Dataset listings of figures
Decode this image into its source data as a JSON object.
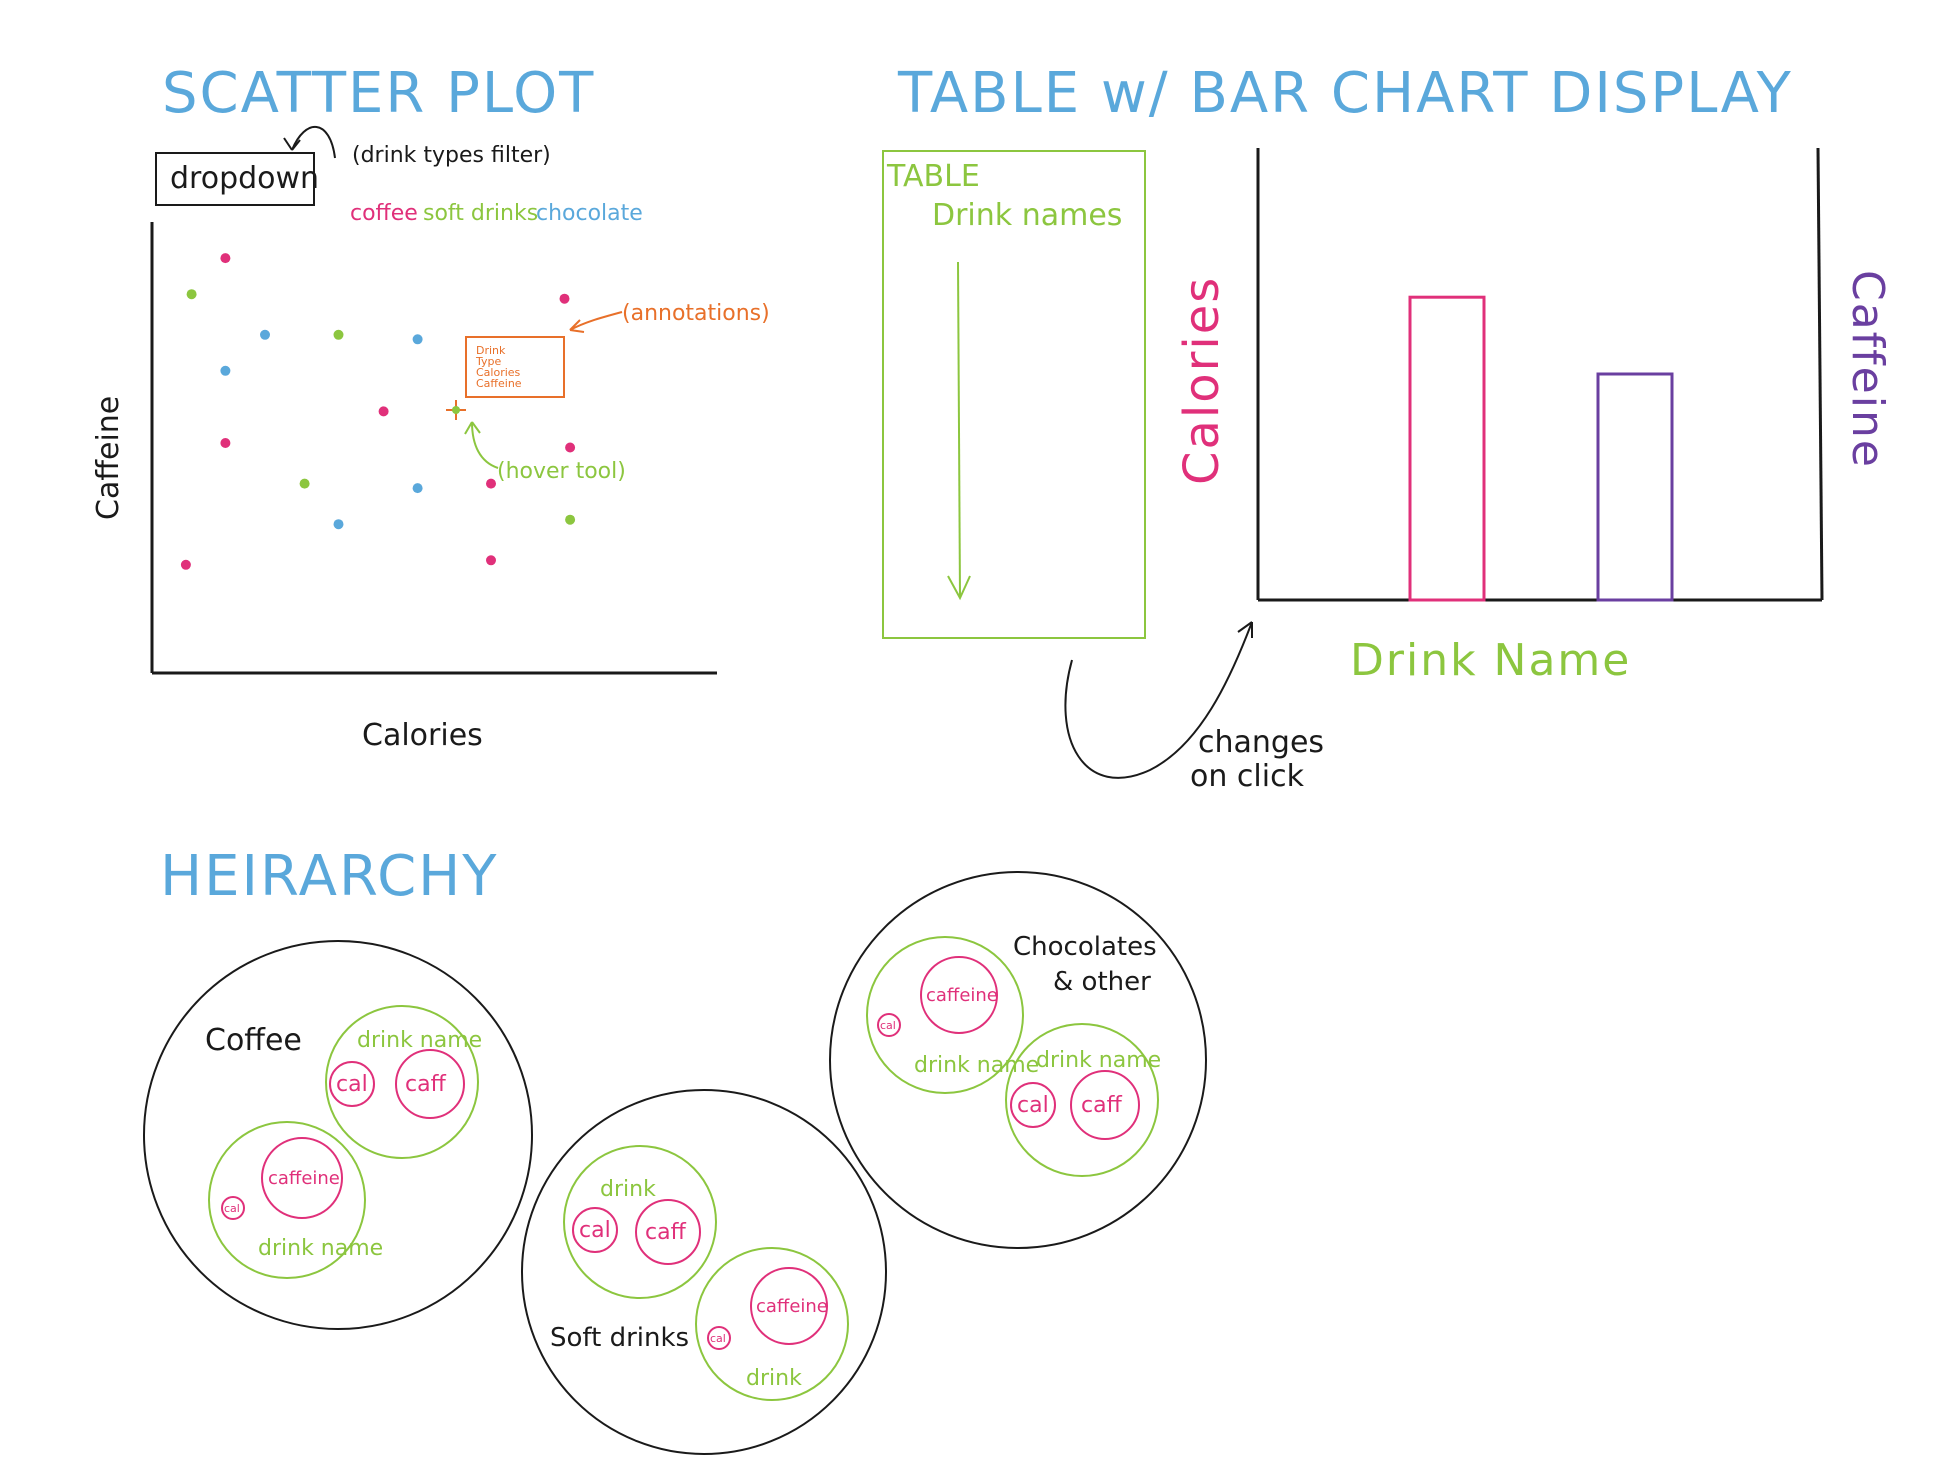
{
  "scatter": {
    "heading": "SCATTER PLOT",
    "dropdown_label": "dropdown",
    "filter_note": "(drink types filter)",
    "legend": [
      {
        "label": "coffee",
        "color": "#e0307a"
      },
      {
        "label": "soft drinks",
        "color": "#8cc63f"
      },
      {
        "label": "chocolate",
        "color": "#5aa8db"
      }
    ],
    "xlabel": "Calories",
    "ylabel": "Caffeine",
    "annotations_note": "(annotations)",
    "annotation_box_lines": [
      "Drink",
      "Type",
      "Calories",
      "Caffeine"
    ],
    "hover_note": "(hover tool)"
  },
  "table_section": {
    "heading": "TABLE w/ BAR CHART DISPLAY",
    "table_title": "TABLE",
    "table_subtitle": "Drink names",
    "changes_note_line1": "changes",
    "changes_note_line2": "on click"
  },
  "bar": {
    "left_label": "Calories",
    "right_label": "Caffeine",
    "xlabel": "Drink Name"
  },
  "hierarchy": {
    "heading": "HEIRARCHY",
    "coffee": {
      "label": "Coffee",
      "drink_a": {
        "label": "drink name",
        "cal": "cal",
        "caff": "caff"
      },
      "drink_b": {
        "label": "drink name",
        "cal": "cal",
        "caff": "caffeine"
      }
    },
    "soft": {
      "label": "Soft drinks",
      "drink_a": {
        "label": "drink",
        "cal": "cal",
        "caff": "caff"
      },
      "drink_b": {
        "label": "drink",
        "cal": "cal",
        "caff": "caffeine"
      }
    },
    "choc": {
      "label_line1": "Chocolates",
      "label_line2": "& other",
      "drink_a": {
        "label": "drink name",
        "cal": "cal",
        "caff": "caffeine"
      },
      "drink_b": {
        "label": "drink name",
        "cal": "cal",
        "caff": "caff"
      }
    }
  },
  "chart_data": [
    {
      "type": "scatter",
      "title": "SCATTER PLOT",
      "xlabel": "Calories",
      "ylabel": "Caffeine",
      "xlim": [
        0,
        100
      ],
      "ylim": [
        0,
        100
      ],
      "series": [
        {
          "name": "coffee",
          "color": "#e0307a",
          "points": [
            [
              13,
              92
            ],
            [
              73,
              83
            ],
            [
              13,
              51
            ],
            [
              41,
              58
            ],
            [
              6,
              24
            ],
            [
              60,
              42
            ],
            [
              60,
              25
            ],
            [
              74,
              50
            ]
          ]
        },
        {
          "name": "soft drinks",
          "color": "#8cc63f",
          "points": [
            [
              7,
              84
            ],
            [
              33,
              75
            ],
            [
              27,
              42
            ],
            [
              74,
              34
            ]
          ]
        },
        {
          "name": "chocolate",
          "color": "#5aa8db",
          "points": [
            [
              20,
              75
            ],
            [
              13,
              67
            ],
            [
              47,
              74
            ],
            [
              47,
              41
            ],
            [
              33,
              33
            ]
          ]
        }
      ]
    },
    {
      "type": "bar",
      "xlabel": "Drink Name",
      "ylabel": "Calories",
      "ylabel_right": "Caffeine",
      "ylim": [
        0,
        100
      ],
      "series": [
        {
          "name": "Calories",
          "color": "#e0307a",
          "values": [
            67
          ]
        },
        {
          "name": "Caffeine",
          "color": "#6a3fa0",
          "values": [
            50
          ]
        }
      ]
    }
  ]
}
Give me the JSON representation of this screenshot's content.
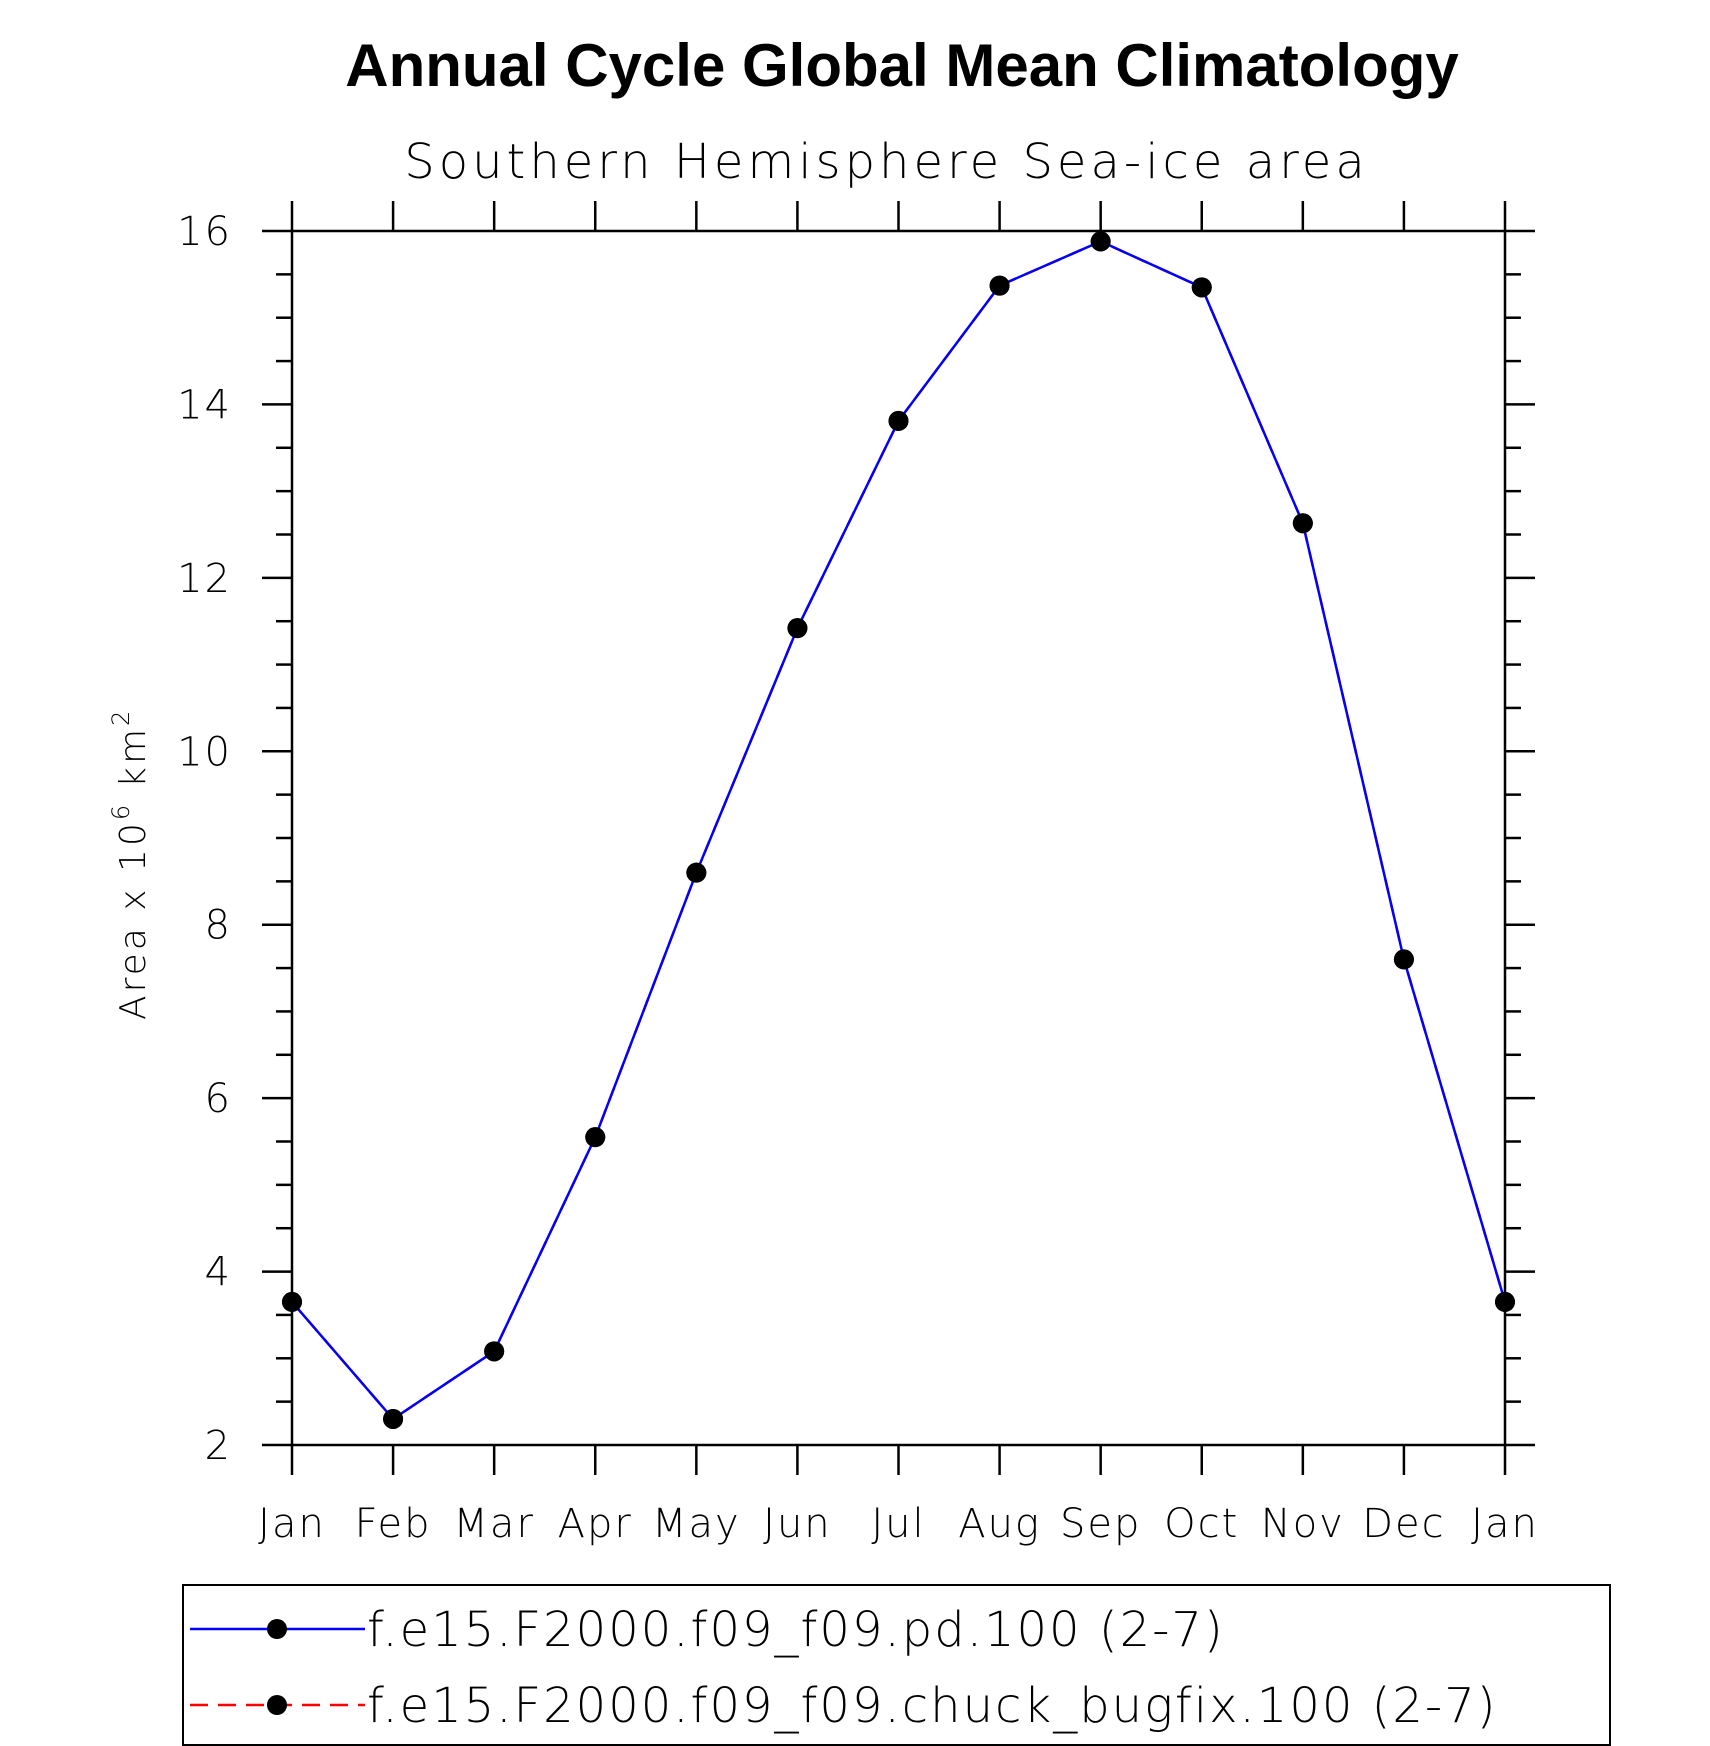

WRITTEN PROBLEM: Return all of the entries word for word, but omit the pictures.

FULL RESPONSE:
Decode this image into its source data as a JSON object.
{
  "scatter": {
    "heading": "SCATTER PLOT",
    "dropdown_label": "dropdown",
    "filter_note": "(drink types filter)",
    "legend": [
      {
        "label": "coffee",
        "color": "#e0307a"
      },
      {
        "label": "soft drinks",
        "color": "#8cc63f"
      },
      {
        "label": "chocolate",
        "color": "#5aa8db"
      }
    ],
    "xlabel": "Calories",
    "ylabel": "Caffeine",
    "annotations_note": "(annotations)",
    "annotation_box_lines": [
      "Drink",
      "Type",
      "Calories",
      "Caffeine"
    ],
    "hover_note": "(hover tool)"
  },
  "table_section": {
    "heading": "TABLE w/ BAR CHART DISPLAY",
    "table_title": "TABLE",
    "table_subtitle": "Drink names",
    "changes_note_line1": "changes",
    "changes_note_line2": "on click"
  },
  "bar": {
    "left_label": "Calories",
    "right_label": "Caffeine",
    "xlabel": "Drink Name"
  },
  "hierarchy": {
    "heading": "HEIRARCHY",
    "coffee": {
      "label": "Coffee",
      "drink_a": {
        "label": "drink name",
        "cal": "cal",
        "caff": "caff"
      },
      "drink_b": {
        "label": "drink name",
        "cal": "cal",
        "caff": "caffeine"
      }
    },
    "soft": {
      "label": "Soft drinks",
      "drink_a": {
        "label": "drink",
        "cal": "cal",
        "caff": "caff"
      },
      "drink_b": {
        "label": "drink",
        "cal": "cal",
        "caff": "caffeine"
      }
    },
    "choc": {
      "label_line1": "Chocolates",
      "label_line2": "& other",
      "drink_a": {
        "label": "drink name",
        "cal": "cal",
        "caff": "caffeine"
      },
      "drink_b": {
        "label": "drink name",
        "cal": "cal",
        "caff": "caff"
      }
    }
  },
  "chart_data": [
    {
      "type": "scatter",
      "title": "SCATTER PLOT",
      "xlabel": "Calories",
      "ylabel": "Caffeine",
      "xlim": [
        0,
        100
      ],
      "ylim": [
        0,
        100
      ],
      "series": [
        {
          "name": "coffee",
          "color": "#e0307a",
          "points": [
            [
              13,
              92
            ],
            [
              73,
              83
            ],
            [
              13,
              51
            ],
            [
              41,
              58
            ],
            [
              6,
              24
            ],
            [
              60,
              42
            ],
            [
              60,
              25
            ],
            [
              74,
              50
            ]
          ]
        },
        {
          "name": "soft drinks",
          "color": "#8cc63f",
          "points": [
            [
              7,
              84
            ],
            [
              33,
              75
            ],
            [
              27,
              42
            ],
            [
              74,
              34
            ]
          ]
        },
        {
          "name": "chocolate",
          "color": "#5aa8db",
          "points": [
            [
              20,
              75
            ],
            [
              13,
              67
            ],
            [
              47,
              74
            ],
            [
              47,
              41
            ],
            [
              33,
              33
            ]
          ]
        }
      ]
    },
    {
      "type": "bar",
      "xlabel": "Drink Name",
      "ylabel": "Calories",
      "ylabel_right": "Caffeine",
      "ylim": [
        0,
        100
      ],
      "series": [
        {
          "name": "Calories",
          "color": "#e0307a",
          "values": [
            67
          ]
        },
        {
          "name": "Caffeine",
          "color": "#6a3fa0",
          "values": [
            50
          ]
        }
      ]
    }
  ]
}
Give me the JSON representation of this screenshot's content.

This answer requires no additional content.